PROBLEMS |
**a.** In the article about the Marqués de Riscal hotel, which architect designed the building?
**b.** In the hotel article, swap "wine sampling" for "wine tasting" and write out the passage that begins at "I’m told that" and stops after "in front of.".

Cheers To A Grand Design

You see just a glimpse of them at first. As you get closer you still can’t quite believe your eyes.

The backdrop is splendid enough – the Spanish medieval town of Elciego with its magnificent Saint Andrés church high on the hill – but it’s what sits in front that causes you to look again. Giant curls of pastel coloured titanium ribbons perch on top of what looks like a topsy-turvy ultra-modern building.

Nothing seems to be built straight. There are huge sloping windows, canopies, terraces, angled beams and girders. The roof reflects the sun so that it seems to be mischievously winking at you as you drive towards it.

Some vintages in their cellars are so old, they’re opened by cutting off the top of the bottle because the cork is so fragile

This is the Marqués de Riscal hotel, surrounded by its own vineyards in the Rioja region, and it’s outrageously wonderful. It looks fabulously out of place for a second but the closer you get, the more magnificent and less incongruous it becomes. Frank Gehry, the famous American architect responsible for many important public buildings (Bilbao’s Guggenheim Museum is one of his) is the man who designed it. You get the impression he had enormous fun.

I’m told that at first Frank’s people weren’t interested, on the grounds that Mr. Gehry only did grand buildings of a higher purpose (and presumably somewhere to stay wasn’t one of them). However he eventually decided to take a look and after some enthusiastic wine sampling (including a wine from 1929, the year he was born) he set about creating the building I’m now parking in front of.

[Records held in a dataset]
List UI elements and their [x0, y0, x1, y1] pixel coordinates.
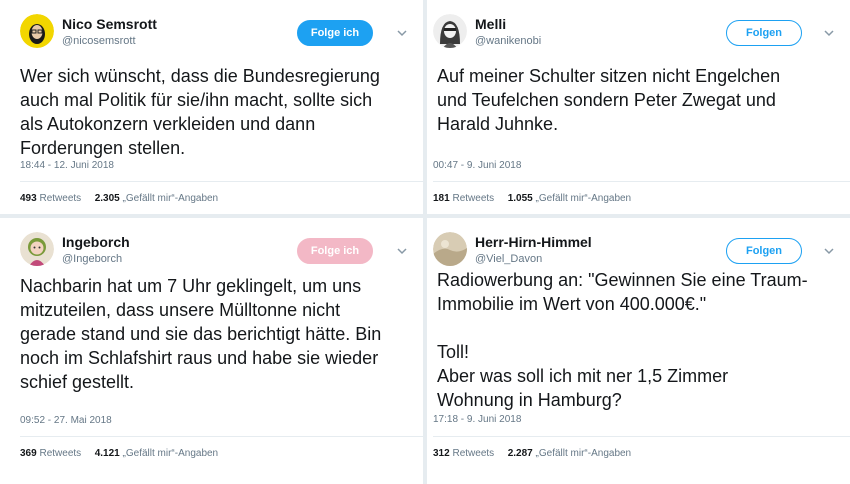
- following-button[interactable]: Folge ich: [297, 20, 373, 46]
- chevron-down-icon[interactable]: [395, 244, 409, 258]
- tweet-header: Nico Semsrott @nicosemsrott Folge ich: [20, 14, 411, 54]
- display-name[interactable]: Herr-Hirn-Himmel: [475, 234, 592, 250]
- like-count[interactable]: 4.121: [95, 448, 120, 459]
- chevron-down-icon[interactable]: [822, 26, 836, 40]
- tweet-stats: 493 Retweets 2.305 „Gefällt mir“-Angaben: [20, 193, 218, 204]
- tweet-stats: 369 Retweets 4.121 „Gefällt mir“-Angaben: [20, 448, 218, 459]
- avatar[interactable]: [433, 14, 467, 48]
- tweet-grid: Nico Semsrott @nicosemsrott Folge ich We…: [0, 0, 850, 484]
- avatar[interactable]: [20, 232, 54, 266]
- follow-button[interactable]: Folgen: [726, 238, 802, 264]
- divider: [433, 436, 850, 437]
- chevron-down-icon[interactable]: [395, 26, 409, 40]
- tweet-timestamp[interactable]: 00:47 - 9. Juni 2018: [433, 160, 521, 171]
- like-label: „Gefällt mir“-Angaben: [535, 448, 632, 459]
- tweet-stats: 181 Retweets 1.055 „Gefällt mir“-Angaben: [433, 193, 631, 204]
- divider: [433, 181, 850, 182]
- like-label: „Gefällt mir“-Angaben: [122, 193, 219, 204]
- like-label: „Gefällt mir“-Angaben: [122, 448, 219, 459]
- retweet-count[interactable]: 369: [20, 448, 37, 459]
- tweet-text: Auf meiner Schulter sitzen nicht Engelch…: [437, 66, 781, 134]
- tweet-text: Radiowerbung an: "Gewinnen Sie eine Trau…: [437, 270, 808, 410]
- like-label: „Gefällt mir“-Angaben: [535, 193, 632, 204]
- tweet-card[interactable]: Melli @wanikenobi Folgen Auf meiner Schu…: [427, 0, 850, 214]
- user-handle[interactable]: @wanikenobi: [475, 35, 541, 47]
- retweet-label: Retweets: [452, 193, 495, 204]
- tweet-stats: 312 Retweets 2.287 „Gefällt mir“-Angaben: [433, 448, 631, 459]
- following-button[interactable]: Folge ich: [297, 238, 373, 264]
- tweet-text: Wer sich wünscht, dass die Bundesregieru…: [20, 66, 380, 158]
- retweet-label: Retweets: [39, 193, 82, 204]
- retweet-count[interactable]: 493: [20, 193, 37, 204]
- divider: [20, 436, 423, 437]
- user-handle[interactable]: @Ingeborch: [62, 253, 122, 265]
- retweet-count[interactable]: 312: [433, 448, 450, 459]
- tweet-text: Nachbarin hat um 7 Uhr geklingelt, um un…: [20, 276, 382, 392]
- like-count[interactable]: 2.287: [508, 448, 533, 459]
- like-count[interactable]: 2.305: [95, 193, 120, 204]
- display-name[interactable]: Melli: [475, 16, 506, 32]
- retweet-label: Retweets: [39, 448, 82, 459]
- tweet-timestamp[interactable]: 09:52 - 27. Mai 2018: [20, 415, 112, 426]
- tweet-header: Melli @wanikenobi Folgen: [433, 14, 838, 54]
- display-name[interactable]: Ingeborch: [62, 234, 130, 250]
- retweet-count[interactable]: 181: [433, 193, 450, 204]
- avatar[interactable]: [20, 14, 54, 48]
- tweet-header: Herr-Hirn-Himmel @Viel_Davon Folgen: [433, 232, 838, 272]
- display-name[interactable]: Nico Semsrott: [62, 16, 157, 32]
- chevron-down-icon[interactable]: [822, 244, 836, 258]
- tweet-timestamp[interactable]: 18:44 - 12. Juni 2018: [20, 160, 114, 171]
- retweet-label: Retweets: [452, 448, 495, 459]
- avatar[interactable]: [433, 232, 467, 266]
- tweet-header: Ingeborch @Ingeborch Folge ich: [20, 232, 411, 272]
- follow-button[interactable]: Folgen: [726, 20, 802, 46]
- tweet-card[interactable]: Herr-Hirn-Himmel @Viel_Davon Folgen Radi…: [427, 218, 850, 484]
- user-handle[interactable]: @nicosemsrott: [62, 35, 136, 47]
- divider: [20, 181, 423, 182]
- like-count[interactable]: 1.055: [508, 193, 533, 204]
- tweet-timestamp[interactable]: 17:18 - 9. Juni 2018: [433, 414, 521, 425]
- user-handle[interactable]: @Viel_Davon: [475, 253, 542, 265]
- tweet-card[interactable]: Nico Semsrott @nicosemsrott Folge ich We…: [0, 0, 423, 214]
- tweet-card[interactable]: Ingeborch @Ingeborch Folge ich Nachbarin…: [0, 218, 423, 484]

EXPECTED RESPONSES |
**a.** Frank Gehry

**b.**
I’m told that at first Frank’s people weren’t interested, on the grounds that Mr. Gehry only did grand buildings of a higher purpose (and presumably somewhere to stay wasn’t one of them). However he eventually decided to take a look and after some enthusiastic wine tasting (including a wine from 1929, the year he was born) he set about creating the building I’m now parking in front of.